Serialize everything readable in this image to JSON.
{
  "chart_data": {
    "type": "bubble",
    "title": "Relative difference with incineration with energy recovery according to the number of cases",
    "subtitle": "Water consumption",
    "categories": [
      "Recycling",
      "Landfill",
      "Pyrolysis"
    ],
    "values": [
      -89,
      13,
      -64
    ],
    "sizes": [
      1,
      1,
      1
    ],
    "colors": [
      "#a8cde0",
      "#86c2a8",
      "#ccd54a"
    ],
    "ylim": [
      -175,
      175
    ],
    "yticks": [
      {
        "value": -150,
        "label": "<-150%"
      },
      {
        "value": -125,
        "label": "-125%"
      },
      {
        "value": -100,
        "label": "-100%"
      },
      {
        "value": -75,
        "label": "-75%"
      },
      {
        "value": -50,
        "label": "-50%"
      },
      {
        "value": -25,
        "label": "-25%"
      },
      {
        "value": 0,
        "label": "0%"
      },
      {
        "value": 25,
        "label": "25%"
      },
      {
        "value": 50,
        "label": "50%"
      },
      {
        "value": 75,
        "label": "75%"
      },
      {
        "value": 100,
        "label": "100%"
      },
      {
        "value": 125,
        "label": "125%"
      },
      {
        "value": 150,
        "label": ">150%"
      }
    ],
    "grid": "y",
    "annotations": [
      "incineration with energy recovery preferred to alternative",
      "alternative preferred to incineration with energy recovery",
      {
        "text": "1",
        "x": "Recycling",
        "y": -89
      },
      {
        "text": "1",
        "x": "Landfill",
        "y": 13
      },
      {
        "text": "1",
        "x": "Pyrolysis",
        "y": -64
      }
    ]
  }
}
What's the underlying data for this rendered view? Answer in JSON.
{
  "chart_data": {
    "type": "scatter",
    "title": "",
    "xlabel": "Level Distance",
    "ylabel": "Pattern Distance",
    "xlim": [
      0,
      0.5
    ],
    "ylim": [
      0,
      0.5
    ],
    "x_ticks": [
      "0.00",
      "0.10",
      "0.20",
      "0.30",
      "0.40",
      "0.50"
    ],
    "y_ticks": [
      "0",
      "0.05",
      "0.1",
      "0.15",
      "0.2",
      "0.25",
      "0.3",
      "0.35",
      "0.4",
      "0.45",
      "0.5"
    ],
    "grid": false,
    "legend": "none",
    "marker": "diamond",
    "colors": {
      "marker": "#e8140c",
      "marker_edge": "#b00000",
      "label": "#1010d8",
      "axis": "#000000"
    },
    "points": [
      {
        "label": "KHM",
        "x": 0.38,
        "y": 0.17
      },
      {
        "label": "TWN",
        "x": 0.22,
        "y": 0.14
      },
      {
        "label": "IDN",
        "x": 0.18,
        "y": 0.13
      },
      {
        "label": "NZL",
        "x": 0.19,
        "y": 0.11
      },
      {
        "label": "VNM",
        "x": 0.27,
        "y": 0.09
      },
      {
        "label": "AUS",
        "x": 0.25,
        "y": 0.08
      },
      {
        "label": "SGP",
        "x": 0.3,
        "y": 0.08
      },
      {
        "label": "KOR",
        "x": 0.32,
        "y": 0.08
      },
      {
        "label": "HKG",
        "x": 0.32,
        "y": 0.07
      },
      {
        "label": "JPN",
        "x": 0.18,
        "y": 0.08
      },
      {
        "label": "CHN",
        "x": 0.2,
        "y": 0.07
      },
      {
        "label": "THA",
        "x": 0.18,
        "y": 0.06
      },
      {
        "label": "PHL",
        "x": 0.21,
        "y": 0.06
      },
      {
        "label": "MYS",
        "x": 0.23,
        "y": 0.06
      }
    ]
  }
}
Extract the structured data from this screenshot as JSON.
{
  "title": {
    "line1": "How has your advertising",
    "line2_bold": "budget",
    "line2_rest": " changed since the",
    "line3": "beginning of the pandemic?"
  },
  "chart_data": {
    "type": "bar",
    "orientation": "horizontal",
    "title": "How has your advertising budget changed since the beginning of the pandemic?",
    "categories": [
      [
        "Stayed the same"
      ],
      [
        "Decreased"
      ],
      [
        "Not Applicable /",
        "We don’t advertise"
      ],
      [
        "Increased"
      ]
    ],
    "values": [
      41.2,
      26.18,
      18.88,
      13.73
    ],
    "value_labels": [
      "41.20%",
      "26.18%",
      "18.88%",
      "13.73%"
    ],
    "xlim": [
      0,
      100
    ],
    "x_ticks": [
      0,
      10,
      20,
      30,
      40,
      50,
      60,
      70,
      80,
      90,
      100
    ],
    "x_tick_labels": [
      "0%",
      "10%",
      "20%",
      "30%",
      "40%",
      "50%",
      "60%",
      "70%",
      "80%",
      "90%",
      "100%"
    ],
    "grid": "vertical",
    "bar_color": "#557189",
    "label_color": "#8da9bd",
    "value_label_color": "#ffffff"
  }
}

> Exercise details: Which lines above contain the word "changed"? Copy each of them.

> Output:
    "line2_rest": " changed since the",
    "title": "How has your advertising budget changed since the beginning of the pandemic?",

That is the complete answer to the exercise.